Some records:
## Begin

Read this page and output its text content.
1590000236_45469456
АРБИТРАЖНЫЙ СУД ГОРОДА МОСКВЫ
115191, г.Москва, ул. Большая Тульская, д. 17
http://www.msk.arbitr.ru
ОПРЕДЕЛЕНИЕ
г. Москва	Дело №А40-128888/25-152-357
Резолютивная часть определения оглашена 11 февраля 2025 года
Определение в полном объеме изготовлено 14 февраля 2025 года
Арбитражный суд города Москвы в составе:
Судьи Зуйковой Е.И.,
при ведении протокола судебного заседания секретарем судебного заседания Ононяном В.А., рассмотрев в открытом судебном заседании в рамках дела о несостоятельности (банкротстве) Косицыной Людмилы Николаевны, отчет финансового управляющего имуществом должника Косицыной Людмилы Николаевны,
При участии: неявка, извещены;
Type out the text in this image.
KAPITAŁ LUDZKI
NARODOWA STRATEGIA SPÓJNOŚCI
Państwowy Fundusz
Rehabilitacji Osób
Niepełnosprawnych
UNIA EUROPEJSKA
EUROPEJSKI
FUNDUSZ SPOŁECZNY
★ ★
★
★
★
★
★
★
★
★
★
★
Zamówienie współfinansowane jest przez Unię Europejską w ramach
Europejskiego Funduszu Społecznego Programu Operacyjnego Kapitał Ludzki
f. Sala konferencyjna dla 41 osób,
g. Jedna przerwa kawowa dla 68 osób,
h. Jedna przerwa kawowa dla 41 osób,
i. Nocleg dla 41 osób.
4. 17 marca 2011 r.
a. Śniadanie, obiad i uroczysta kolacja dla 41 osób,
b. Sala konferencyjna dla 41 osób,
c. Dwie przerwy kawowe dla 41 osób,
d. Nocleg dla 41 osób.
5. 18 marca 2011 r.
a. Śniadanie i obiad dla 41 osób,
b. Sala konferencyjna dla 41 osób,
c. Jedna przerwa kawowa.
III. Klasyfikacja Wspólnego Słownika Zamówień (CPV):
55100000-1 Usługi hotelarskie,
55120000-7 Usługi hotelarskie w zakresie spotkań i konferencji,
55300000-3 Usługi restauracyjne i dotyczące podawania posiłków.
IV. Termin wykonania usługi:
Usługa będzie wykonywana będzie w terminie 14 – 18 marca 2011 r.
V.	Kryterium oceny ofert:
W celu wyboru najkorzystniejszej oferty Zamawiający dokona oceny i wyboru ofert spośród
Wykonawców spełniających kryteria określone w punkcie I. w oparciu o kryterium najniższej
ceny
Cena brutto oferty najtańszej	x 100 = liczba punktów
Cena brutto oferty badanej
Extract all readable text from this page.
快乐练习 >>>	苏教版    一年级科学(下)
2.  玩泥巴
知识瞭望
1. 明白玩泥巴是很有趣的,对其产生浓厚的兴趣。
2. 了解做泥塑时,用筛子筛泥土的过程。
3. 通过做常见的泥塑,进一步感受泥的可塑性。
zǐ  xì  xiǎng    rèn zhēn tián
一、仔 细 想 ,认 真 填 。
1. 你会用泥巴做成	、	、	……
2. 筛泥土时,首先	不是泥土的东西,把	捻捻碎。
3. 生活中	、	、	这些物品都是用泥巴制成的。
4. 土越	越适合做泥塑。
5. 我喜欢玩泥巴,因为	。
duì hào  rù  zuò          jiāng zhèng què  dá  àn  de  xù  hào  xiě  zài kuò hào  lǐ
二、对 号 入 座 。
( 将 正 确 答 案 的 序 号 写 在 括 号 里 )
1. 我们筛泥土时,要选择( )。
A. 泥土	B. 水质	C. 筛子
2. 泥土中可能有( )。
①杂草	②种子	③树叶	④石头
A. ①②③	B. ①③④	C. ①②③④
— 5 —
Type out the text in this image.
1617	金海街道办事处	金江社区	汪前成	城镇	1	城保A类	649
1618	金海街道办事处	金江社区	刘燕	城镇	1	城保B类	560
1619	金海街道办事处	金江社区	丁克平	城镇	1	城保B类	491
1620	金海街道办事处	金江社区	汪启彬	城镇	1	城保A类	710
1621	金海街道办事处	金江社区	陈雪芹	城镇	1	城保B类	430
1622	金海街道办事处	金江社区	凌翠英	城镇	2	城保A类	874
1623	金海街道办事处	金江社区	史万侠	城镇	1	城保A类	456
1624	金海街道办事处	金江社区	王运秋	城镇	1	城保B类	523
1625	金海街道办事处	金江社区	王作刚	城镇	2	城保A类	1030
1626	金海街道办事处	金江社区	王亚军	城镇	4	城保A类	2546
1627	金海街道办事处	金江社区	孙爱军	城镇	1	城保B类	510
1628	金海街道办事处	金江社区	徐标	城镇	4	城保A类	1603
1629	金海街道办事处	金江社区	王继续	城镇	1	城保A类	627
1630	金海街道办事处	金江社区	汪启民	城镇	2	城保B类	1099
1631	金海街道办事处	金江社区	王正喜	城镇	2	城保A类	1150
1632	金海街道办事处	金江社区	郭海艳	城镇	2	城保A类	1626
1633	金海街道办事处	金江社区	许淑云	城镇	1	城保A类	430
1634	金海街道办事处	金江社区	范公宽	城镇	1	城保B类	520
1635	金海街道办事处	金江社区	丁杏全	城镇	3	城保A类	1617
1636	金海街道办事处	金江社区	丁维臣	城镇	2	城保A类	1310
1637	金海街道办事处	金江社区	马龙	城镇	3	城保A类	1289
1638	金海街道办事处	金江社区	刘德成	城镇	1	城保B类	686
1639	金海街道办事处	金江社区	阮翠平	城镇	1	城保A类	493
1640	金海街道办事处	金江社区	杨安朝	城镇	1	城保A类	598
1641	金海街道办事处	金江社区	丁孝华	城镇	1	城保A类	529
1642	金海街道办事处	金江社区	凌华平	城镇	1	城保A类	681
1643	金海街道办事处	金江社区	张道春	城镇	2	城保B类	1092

## End

[Task to complete] All of the material above needs to be copied exactly.

[Full answer]
Read this page and output its text content.
1590000236_45469456
АРБИТРАЖНЫЙ СУД ГОРОДА МОСКВЫ
115191, г.Москва, ул. Большая Тульская, д. 17
http://www.msk.arbitr.ru
ОПРЕДЕЛЕНИЕ
г. Москва	Дело №А40-128888/25-152-357
Резолютивная часть определения оглашена 11 февраля 2025 года
Определение в полном объеме изготовлено 14 февраля 2025 года
Арбитражный суд города Москвы в составе:
Судьи Зуйковой Е.И.,
при ведении протокола судебного заседания секретарем судебного заседания Ононяном В.А., рассмотрев в открытом судебном заседании в рамках дела о несостоятельности (банкротстве) Косицыной Людмилы Николаевны, отчет финансового управляющего имуществом должника Косицыной Людмилы Николаевны,
При участии: неявка, извещены;
Type out the text in this image.
KAPITAŁ LUDZKI
NARODOWA STRATEGIA SPÓJNOŚCI
Państwowy Fundusz
Rehabilitacji Osób
Niepełnosprawnych
UNIA EUROPEJSKA
EUROPEJSKI
FUNDUSZ SPOŁECZNY
★ ★
★
★
★
★
★
★
★
★
★
★
Zamówienie współfinansowane jest przez Unię Europejską w ramach
Europejskiego Funduszu Społecznego Programu Operacyjnego Kapitał Ludzki
f. Sala konferencyjna dla 41 osób,
g. Jedna przerwa kawowa dla 68 osób,
h. Jedna przerwa kawowa dla 41 osób,
i. Nocleg dla 41 osób.
4. 17 marca 2011 r.
a. Śniadanie, obiad i uroczysta kolacja dla 41 osób,
b. Sala konferencyjna dla 41 osób,
c. Dwie przerwy kawowe dla 41 osób,
d. Nocleg dla 41 osób.
5. 18 marca 2011 r.
a. Śniadanie i obiad dla 41 osób,
b. Sala konferencyjna dla 41 osób,
c. Jedna przerwa kawowa.
III. Klasyfikacja Wspólnego Słownika Zamówień (CPV):
55100000-1 Usługi hotelarskie,
55120000-7 Usługi hotelarskie w zakresie spotkań i konferencji,
55300000-3 Usługi restauracyjne i dotyczące podawania posiłków.
IV. Termin wykonania usługi:
Usługa będzie wykonywana będzie w terminie 14 – 18 marca 2011 r.
V.	Kryterium oceny ofert:
W celu wyboru najkorzystniejszej oferty Zamawiający dokona oceny i wyboru ofert spośród
Wykonawców spełniających kryteria określone w punkcie I. w oparciu o kryterium najniższej
ceny
Cena brutto oferty najtańszej	x 100 = liczba punktów
Cena brutto oferty badanej
Extract all readable text from this page.
快乐练习 >>>	苏教版    一年级科学(下)
2.  玩泥巴
知识瞭望
1. 明白玩泥巴是很有趣的,对其产生浓厚的兴趣。
2. 了解做泥塑时,用筛子筛泥土的过程。
3. 通过做常见的泥塑,进一步感受泥的可塑性。
zǐ  xì  xiǎng    rèn zhēn tián
一、仔 细 想 ,认 真 填 。
1. 你会用泥巴做成	、	、	……
2. 筛泥土时,首先	不是泥土的东西,把	捻捻碎。
3. 生活中	、	、	这些物品都是用泥巴制成的。
4. 土越	越适合做泥塑。
5. 我喜欢玩泥巴,因为	。
duì hào  rù  zuò          jiāng zhèng què  dá  àn  de  xù  hào  xiě  zài kuò hào  lǐ
二、对 号 入 座 。
( 将 正 确 答 案 的 序 号 写 在 括 号 里 )
1. 我们筛泥土时,要选择( )。
A. 泥土	B. 水质	C. 筛子
2. 泥土中可能有( )。
①杂草	②种子	③树叶	④石头
A. ①②③	B. ①③④	C. ①②③④
— 5 —
Type out the text in this image.
1617	金海街道办事处	金江社区	汪前成	城镇	1	城保A类	649
1618	金海街道办事处	金江社区	刘燕	城镇	1	城保B类	560
1619	金海街道办事处	金江社区	丁克平	城镇	1	城保B类	491
1620	金海街道办事处	金江社区	汪启彬	城镇	1	城保A类	710
1621	金海街道办事处	金江社区	陈雪芹	城镇	1	城保B类	430
1622	金海街道办事处	金江社区	凌翠英	城镇	2	城保A类	874
1623	金海街道办事处	金江社区	史万侠	城镇	1	城保A类	456
1624	金海街道办事处	金江社区	王运秋	城镇	1	城保B类	523
1625	金海街道办事处	金江社区	王作刚	城镇	2	城保A类	1030
1626	金海街道办事处	金江社区	王亚军	城镇	4	城保A类	2546
1627	金海街道办事处	金江社区	孙爱军	城镇	1	城保B类	510
1628	金海街道办事处	金江社区	徐标	城镇	4	城保A类	1603
1629	金海街道办事处	金江社区	王继续	城镇	1	城保A类	627
1630	金海街道办事处	金江社区	汪启民	城镇	2	城保B类	1099
1631	金海街道办事处	金江社区	王正喜	城镇	2	城保A类	1150
1632	金海街道办事处	金江社区	郭海艳	城镇	2	城保A类	1626
1633	金海街道办事处	金江社区	许淑云	城镇	1	城保A类	430
1634	金海街道办事处	金江社区	范公宽	城镇	1	城保B类	520
1635	金海街道办事处	金江社区	丁杏全	城镇	3	城保A类	1617
1636	金海街道办事处	金江社区	丁维臣	城镇	2	城保A类	1310
1637	金海街道办事处	金江社区	马龙	城镇	3	城保A类	1289
1638	金海街道办事处	金江社区	刘德成	城镇	1	城保B类	686
1639	金海街道办事处	金江社区	阮翠平	城镇	1	城保A类	493
1640	金海街道办事处	金江社区	杨安朝	城镇	1	城保A类	598
1641	金海街道办事处	金江社区	丁孝华	城镇	1	城保A类	529
1642	金海街道办事处	金江社区	凌华平	城镇	1	城保A类	681
1643	金海街道办事处	金江社区	张道春	城镇	2	城保B类	1092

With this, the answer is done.